Consegna dell'esercizio: Riscrivi il brano su Freud e l'albero della conoscenza da "Ed ecco Freud, l’adulto, che, attraverso" fino a "della pulsione di morte." incluso, sostituendo "spada fiammeggiante" con "spada di fuoco".

Segmento di testo:
<<<<

Il nonno di Freud, un ebreo ancora ortodosso, gli aveva certamente raccontato, da bambino, la storia dell’albero della conoscenza e del Cherubino, messo a guardia dell’albero della vita, al centro del Giardino, affinché Eros non gli indichi la strada per quell’albero e sopprima per sempre la pulsione di morte.

Ed ecco Freud, l’adulto, che, attraverso le dodici fatiche di Ercole, si ricollega a quello che gli aveva raccontato il nonno, e che dentro di sé sapeva già, che l’albero della conoscenza conduce all’albero dell’eterna vita e che il Signore ha messo il Cherubino con la spada fiammeggiante, a prendere la parte della pulsione di morte.

Anche il salmista lo aveva già detto: «Non i morti lodano il Signore e non coloro che scendono nella tomba, ma bensì noi, i viventi, benediciamo il Signore ora e per sempre» (Sl. 113). I vivi, e come abbiamo visto la vita corrisponde all’Eros, «lodano il Signore», ovvero sanno. Ma questa «lode al Signore» è anche una sfida contro di Lui e il suo Cherubino, come l’Eros è una sfida alla pulsione di morte.

Il Salmista prende le parti dell’uomo, che ha sfidato il Signore appropriandosi della conoscenza e afferrando per uno sfuggevole attimo la vita. Se non lo avesse fatto non ci sarebbe nemmeno chi loda il Signore. In breve, Dio ha un senso solo dove vi è vita-conoscenza. La pulsione di morte combatte l’Eros fino a che riesce a sopraffarlo, e così annulla ogni sapienza e ogni «lode al Signore». La sapienza, il sapere genitale che corrisponde alla vita, era stata, come questa, solo «un’interferenza di fattori esterni sulla condizione stabile della materia inorganica» (p. 14).

>>>>

Materiale estratto:

<<<<

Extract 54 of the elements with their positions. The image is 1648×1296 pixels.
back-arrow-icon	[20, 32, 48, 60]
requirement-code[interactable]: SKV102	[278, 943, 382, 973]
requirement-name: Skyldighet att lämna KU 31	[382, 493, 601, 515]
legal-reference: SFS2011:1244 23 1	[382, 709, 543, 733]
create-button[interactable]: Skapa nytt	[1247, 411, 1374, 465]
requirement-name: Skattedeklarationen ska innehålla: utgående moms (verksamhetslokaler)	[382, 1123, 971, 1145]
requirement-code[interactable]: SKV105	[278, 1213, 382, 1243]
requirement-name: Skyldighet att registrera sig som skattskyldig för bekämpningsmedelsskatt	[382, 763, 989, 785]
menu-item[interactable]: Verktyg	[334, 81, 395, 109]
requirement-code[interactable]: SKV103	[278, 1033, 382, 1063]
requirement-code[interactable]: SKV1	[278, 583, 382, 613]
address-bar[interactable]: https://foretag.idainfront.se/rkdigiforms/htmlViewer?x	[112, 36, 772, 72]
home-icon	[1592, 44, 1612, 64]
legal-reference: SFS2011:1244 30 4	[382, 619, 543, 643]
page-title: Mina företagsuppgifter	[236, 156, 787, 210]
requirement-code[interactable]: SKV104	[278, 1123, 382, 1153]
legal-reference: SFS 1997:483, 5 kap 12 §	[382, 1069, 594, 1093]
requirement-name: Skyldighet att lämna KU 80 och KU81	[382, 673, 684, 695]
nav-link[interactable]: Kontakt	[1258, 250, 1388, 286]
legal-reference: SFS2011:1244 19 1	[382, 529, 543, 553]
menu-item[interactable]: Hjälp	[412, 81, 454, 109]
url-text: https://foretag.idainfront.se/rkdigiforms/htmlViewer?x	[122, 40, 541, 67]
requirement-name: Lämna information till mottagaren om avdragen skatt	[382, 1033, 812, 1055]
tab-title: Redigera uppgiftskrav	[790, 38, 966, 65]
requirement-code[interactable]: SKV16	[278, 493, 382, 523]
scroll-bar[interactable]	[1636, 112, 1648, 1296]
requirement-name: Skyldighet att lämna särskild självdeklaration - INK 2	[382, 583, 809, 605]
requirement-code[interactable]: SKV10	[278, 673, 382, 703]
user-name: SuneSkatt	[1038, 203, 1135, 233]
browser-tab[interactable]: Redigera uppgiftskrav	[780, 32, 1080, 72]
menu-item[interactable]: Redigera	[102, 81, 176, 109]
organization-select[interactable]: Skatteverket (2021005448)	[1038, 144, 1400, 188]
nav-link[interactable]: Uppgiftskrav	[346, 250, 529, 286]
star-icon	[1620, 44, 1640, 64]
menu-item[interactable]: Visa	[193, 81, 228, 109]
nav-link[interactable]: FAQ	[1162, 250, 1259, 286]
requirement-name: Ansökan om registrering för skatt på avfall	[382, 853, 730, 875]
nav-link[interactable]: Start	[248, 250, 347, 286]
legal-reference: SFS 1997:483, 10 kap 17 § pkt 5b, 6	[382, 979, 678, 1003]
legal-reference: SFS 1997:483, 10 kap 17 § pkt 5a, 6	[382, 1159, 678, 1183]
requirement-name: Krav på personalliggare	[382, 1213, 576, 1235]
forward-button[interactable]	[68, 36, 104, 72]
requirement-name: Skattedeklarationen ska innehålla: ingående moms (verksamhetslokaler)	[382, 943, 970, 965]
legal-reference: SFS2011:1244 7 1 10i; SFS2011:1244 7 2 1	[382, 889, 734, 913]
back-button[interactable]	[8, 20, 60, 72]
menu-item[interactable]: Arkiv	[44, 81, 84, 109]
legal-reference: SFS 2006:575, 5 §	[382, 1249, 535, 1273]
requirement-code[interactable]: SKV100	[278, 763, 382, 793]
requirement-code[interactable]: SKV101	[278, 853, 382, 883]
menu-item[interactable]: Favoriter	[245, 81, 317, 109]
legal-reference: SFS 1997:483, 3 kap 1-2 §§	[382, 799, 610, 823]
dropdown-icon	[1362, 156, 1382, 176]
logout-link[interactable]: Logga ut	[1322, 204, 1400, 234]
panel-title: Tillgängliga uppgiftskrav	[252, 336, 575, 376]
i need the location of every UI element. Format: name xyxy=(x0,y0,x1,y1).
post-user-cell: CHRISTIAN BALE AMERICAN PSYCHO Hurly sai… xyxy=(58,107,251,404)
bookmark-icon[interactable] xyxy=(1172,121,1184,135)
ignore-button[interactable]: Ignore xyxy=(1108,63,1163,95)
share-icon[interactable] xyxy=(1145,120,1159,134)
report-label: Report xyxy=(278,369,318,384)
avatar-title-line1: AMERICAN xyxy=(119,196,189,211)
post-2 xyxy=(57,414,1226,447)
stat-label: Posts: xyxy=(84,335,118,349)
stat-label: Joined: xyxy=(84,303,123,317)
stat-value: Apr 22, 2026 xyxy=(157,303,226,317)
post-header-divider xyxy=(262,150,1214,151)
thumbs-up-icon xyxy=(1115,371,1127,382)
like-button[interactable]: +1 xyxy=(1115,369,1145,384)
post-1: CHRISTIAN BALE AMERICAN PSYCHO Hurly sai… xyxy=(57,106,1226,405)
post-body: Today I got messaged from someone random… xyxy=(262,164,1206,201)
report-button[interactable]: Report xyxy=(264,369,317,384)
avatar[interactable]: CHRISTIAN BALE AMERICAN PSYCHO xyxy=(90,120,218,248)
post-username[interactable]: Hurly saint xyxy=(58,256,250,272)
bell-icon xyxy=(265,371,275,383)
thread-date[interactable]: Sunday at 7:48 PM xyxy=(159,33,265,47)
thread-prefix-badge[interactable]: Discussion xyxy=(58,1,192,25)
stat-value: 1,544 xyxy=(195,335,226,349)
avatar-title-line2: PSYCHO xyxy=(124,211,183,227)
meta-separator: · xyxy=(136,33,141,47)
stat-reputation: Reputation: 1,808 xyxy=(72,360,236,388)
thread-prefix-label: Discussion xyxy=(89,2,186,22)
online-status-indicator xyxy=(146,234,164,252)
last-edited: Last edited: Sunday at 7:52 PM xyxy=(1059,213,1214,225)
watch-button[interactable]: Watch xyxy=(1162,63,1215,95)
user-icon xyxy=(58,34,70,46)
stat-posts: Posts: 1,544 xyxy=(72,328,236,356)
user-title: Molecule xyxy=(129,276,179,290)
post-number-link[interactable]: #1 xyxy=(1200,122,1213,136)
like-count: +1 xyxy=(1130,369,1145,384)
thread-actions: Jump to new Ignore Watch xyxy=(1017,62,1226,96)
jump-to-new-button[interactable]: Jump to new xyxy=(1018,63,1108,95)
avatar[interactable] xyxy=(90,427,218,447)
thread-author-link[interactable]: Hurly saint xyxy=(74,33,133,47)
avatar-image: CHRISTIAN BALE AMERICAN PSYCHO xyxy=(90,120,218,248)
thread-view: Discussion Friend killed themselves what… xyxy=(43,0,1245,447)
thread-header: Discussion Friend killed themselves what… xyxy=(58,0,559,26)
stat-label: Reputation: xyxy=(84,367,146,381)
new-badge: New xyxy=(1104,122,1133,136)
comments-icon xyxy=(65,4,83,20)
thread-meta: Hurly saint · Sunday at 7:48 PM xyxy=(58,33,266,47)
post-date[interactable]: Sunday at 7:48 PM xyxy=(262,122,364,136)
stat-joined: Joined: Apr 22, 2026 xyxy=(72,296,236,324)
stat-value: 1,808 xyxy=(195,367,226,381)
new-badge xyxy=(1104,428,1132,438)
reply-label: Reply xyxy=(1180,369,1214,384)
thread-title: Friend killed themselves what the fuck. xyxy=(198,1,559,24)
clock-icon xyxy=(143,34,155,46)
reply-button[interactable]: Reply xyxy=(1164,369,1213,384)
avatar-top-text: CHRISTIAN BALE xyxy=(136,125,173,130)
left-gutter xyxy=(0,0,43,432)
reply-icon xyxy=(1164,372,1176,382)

>>>>

Esito del compito:
Ed ecco Freud, l’adulto, che, attraverso le dodici fatiche di Ercole, si ricollega a quello che gli aveva raccontato il nonno, e che dentro di sé sapeva già, che l’albero della conoscenza conduce all’albero dell’eterna vita e che il Signore ha messo il Cherubino con la spada di fuoco, a prendere la parte della pulsione di morte.